_Direction 1_
Answer these from the paper on DEM error detection:
(a) In which journal, volume, issue and pages did the paper appear?
(b) What type of errors does the paper say occur in matrix DEMs?
(c) On what evaluation is the proposed method based?
_Direction 2_
List every abbreviation that the paper on DEM error detection introduces in parentheses, each with the term it stands for.
_Direction 3_
Carry on the paper on DEM error detection from the point where it stops.

_Extract to read_
+ + + + + + +

Error detection and correction in DEM

Felicísimo, Angel M. (1994): Parametric statistical method for error detection in digital elevation models.
ISPRS Journal of Photogrammetry and Remote Sensing, 49(4): 29-33.

Parametric statistical method for error detection in digital elevation models

We propose an automatic method for the detection and correction of anomalous values in matrix elevation digital models. This method uses statistical criteria and allows us to estimate the error probability of a point together with the statistical parameters derived from the same model, so that they are adapted to the characteristics of the area relief. This method has been programmed for an Arc/Info Geographical Information System environment, and thus the program is presented both in Arc Macro Language and a generic programming language.

1. Introduction

The Digital Elevation Model (DEM) is the basic source of information for developing other models, totally or partially dependent on topography. Therefore, the usefulness and validity of the results obtained are intimately associated with the quality of the original model, as quality is measured in terms of the kind and magnitude of its errors. However, DEMs are created, distributed and used very frequently without any reference to the magnitude of the error implied or to the methods applied to its disclosure and correction. Extending the application area to Geographical Information Systems, Veregin (1989) points out that in many publications, critical analyses on the error sources are dramatically absent, and that derived products are presented without any estimate of their accuracy.

In the case of matrix DEMs, the errors are of an attributive type, that is, they imply an incorrect assignment of altitude and they modify the values of the Z-axis. These errors commonly appear in the creation process of DEMs, both by autornatic and manual procedures. It is therefore necessary to apply systematically methods for their detection, measurement and correction.

Despite the importance of these aspects in the area of Digital Terrain Models (DTM) and Geographical Information Systems (GIS), the literature is sparse. This paper presents an error detection method that is directly appropriate for matrix DEMs. The method is based on the evaluation of transition probabilities, that is, that the differences between one figure and its neighbors may acquire a determined value. The method can be automatically applied, as no intervention by an operator is needed. It can also be completed by correction routines when conflictive data are detected.

Although the statistical principles employed are not new, we have not found any bibliographical reference that includes the criteria we propose in this paper for application to the topic of digital terrain models. The method described here has been systematically used in our research center for the revision of digital elevation models, both self-developed and commercial ones. The results obtained and their low application costs recommend its routine use in research centers in order to increase the attestation of the DEMs in use.

+ + + + + + +

_Element box annotations_
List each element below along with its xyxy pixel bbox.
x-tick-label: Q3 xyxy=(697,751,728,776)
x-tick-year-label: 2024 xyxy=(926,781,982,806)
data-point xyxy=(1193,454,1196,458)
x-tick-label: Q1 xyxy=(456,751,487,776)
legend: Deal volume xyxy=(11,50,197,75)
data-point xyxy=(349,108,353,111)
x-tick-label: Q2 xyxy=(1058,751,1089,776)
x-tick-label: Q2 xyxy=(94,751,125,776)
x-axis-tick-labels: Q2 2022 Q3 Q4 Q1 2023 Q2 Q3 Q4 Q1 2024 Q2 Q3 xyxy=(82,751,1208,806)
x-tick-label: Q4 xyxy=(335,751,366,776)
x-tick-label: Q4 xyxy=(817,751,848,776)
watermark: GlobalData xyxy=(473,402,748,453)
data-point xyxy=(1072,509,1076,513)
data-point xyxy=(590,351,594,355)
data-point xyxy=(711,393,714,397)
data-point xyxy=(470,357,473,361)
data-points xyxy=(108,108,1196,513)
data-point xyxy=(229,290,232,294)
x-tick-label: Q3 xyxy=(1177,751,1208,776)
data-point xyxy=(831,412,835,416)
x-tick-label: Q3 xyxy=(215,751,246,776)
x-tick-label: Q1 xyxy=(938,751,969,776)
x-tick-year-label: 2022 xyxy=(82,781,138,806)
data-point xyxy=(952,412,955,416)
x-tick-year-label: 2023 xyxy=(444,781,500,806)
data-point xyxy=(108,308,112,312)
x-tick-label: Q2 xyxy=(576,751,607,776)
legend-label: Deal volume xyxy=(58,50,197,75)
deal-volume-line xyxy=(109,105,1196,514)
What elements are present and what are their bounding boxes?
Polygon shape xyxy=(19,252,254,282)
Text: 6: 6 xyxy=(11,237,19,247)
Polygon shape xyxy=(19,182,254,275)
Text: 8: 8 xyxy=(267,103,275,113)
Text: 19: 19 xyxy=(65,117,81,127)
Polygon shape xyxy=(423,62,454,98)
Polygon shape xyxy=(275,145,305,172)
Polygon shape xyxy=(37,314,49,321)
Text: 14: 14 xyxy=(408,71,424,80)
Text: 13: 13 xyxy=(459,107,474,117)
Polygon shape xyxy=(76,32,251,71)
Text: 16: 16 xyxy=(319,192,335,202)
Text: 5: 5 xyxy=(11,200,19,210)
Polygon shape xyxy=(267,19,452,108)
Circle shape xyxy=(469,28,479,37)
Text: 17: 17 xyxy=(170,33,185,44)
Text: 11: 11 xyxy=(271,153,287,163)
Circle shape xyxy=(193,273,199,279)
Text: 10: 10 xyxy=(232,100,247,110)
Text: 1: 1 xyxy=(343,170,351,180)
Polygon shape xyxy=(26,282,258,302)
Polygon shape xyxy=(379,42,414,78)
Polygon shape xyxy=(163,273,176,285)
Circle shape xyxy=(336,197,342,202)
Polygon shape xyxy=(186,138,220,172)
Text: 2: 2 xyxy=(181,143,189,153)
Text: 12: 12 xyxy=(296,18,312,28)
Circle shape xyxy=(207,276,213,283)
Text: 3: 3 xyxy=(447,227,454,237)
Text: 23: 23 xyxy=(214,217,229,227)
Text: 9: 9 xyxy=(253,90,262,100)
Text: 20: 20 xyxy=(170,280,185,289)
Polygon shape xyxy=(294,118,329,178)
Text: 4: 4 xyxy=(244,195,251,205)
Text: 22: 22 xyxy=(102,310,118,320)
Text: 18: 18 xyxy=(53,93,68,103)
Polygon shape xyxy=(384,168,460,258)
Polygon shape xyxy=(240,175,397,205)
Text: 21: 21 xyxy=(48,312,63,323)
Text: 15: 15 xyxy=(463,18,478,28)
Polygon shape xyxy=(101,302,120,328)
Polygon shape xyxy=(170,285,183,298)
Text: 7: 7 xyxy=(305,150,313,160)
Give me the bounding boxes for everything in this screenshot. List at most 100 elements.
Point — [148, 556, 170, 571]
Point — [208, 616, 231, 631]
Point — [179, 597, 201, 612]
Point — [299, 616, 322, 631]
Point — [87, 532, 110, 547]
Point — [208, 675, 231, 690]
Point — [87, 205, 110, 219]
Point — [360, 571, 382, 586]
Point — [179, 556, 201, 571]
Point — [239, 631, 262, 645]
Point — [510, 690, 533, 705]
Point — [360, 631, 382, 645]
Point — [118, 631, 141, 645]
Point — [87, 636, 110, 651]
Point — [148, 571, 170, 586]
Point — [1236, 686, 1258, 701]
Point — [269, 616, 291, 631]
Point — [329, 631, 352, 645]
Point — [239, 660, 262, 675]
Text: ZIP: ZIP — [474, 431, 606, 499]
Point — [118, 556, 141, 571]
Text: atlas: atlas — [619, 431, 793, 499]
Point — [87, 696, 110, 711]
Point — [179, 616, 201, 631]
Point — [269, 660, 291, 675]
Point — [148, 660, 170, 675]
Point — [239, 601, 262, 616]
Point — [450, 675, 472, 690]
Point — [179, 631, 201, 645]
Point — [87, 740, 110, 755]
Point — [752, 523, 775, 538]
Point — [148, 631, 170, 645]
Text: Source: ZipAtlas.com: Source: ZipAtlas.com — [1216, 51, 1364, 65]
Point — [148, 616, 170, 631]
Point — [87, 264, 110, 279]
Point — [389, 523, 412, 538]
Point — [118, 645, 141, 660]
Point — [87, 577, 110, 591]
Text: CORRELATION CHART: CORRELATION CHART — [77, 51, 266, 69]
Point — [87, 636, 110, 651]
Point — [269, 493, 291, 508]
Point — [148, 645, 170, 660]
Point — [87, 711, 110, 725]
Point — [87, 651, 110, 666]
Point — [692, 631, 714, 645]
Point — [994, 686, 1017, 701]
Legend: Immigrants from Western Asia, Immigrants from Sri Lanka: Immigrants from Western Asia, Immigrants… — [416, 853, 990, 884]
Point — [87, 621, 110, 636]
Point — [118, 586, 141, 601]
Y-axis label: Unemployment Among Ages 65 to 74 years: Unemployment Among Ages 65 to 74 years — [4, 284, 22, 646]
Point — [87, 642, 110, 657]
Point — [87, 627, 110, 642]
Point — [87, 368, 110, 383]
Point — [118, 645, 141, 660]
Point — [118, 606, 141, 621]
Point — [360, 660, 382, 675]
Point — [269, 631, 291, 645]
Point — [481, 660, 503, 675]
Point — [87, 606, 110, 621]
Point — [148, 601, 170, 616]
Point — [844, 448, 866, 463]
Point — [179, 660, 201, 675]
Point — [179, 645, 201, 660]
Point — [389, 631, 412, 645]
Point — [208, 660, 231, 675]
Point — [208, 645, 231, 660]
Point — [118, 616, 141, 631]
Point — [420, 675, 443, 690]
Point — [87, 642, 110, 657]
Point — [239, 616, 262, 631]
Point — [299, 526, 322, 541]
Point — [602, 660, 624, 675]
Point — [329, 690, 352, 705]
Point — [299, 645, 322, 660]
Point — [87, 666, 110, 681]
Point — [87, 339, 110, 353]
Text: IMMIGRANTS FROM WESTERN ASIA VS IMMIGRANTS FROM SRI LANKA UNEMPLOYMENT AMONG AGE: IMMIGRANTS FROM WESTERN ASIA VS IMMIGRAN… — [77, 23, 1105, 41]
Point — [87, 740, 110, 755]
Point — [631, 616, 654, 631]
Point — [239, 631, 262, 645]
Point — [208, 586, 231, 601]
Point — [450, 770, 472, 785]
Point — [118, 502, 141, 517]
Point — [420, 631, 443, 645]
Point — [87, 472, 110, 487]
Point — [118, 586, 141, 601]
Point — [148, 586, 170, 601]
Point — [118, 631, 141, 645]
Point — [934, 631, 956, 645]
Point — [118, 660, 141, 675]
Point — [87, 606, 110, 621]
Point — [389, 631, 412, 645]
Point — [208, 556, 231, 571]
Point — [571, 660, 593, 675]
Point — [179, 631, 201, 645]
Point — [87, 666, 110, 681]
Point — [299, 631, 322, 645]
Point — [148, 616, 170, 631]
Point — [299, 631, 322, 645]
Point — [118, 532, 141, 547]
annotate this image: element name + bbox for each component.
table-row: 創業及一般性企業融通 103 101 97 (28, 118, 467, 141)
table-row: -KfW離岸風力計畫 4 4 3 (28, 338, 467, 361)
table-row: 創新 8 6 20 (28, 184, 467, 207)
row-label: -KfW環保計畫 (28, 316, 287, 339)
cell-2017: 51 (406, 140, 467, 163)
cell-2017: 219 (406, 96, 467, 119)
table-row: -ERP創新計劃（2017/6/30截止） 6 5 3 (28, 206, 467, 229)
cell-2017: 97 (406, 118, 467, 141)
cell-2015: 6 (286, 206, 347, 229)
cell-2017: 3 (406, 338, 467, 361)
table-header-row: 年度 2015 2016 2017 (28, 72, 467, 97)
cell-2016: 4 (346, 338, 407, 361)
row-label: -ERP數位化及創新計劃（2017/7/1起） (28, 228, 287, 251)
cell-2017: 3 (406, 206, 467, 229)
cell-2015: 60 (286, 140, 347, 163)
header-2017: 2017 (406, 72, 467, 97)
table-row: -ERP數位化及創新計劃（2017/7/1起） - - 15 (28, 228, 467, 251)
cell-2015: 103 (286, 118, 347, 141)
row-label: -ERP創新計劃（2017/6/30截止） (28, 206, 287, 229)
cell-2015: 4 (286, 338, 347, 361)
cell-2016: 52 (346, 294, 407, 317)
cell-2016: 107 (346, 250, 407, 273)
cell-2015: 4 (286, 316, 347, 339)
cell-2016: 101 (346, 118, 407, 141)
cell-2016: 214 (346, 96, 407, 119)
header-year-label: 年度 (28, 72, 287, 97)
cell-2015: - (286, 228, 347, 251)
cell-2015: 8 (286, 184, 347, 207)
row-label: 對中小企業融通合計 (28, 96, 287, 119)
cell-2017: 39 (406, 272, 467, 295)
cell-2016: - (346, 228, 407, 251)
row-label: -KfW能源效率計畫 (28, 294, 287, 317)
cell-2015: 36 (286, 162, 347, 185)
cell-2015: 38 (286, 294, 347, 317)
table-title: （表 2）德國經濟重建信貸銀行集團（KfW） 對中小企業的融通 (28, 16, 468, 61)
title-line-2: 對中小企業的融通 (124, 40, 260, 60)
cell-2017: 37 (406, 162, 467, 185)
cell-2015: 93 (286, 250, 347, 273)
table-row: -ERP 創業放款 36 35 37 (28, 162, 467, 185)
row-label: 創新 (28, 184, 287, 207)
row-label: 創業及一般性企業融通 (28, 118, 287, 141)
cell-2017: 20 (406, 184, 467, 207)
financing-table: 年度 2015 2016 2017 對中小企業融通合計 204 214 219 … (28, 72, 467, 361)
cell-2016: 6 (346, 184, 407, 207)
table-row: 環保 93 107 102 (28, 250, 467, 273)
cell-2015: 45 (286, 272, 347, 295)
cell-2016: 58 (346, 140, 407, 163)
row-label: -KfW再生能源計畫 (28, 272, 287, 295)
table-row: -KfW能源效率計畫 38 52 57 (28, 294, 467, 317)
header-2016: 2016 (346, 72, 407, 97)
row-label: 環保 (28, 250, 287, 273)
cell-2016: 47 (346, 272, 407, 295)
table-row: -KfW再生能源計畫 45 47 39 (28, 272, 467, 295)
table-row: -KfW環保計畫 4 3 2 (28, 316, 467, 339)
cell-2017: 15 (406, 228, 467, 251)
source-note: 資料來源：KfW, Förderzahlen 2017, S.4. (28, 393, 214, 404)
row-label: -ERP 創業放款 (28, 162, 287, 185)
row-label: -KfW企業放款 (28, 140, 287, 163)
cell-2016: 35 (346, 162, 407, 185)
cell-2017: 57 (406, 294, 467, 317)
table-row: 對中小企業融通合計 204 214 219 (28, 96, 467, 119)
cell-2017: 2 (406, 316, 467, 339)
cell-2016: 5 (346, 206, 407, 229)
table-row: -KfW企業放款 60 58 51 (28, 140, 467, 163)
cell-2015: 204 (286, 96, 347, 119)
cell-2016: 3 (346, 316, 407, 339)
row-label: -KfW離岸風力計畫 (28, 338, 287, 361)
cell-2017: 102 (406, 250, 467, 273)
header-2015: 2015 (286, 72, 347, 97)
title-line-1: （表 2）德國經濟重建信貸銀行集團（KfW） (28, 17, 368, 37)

+ + + + + + +

_Written reply 1_
(a) ISPRS Journal of Photogrammetry and Remote Sensing, 49(4): 29-33.
(b) Attributive errors, meaning an incorrect assignment of altitude that modifies the values of the Z-axis.
(c) The evaluation of transition probabilities, meaning the probability that the differences between one figure and its neighbors take a given value.

_Written reply 2_
DEM: Digital Elevation Model
DTM: Digital Terrain Models
GIS: Geographical Information Systems

_Written reply 3_
2. Nature of the selection tests

Large errors in matrix models are a special case in which some data have clearly underestimated or overestimated values. These errors may he even generated by automatic stereo correlation methods, that may have operative problems as a result of low contrast in images, ambiguities due to the repetition of objects or to periodic patterns. When the models are built by means of transformations of previous vector files, conflicts can originate by previous errors, or by the behavior of interpolation algorithms used in conflictive zones. The nature of those conflicts is typically local, they usually appear in isolated form and follow a random distribution. That is why detection cannot he achieved by sampling methods, comparing the DEM values with true values. DEM intensive checking must be performed in order to guarantee location by exhaustive analyses.

Despite the evident significance of this kind of errors, detection methods appear to have received very little attention from researchers. In practice, detection of such errors in DEMs is carried out in many cases by visual inspection of perspective displays or shaded relief displays (Weibel and Heller, 1991), whereas systematic and exhaustive calculation analysis methods should he applied.

Generally, errors tend to be detected by the assumption that land surface is essentially continuous (Chrisman, 1991), and hence that comparison of close values may be a valid tool for the detection of anomalous data.

The usual reference is Hannah (1981), where error detection devices are proposed based on point comparison with its neighboring points, using both slope values and change-slope values. For both parameters threshold values are used in order to detect conflictive points.

More recently Nagao et al. (1988) have forwarded more complex tests based on a discriminant analysis so as to tell apart correct points from erroneous ones. In this case selecting threshold values for two parameters is necessary (a variance value and a correlation value).

Despite their different character, these tests present some problems in practice. Generally, these tests have no statistical value, in the sense that they do not offer an error probability measurement for the altitude that is being checked. Also no criteria are suggested to define threshold values that may be adequate for each case. In the second paper, it is also necessary to define values for both data groups (correct and wrong), and hence this process implies the difficult obtaining of previous data.

The method we propose in this paper allows us to correct these problems and it has the following properties:

It is an objective method, where error parameters are determined by statistical methods.
We can assess the probability of erroneous points.
Threshold values are deduced from data from the model, and are therefore adapted to the relief characteristics of the area under study.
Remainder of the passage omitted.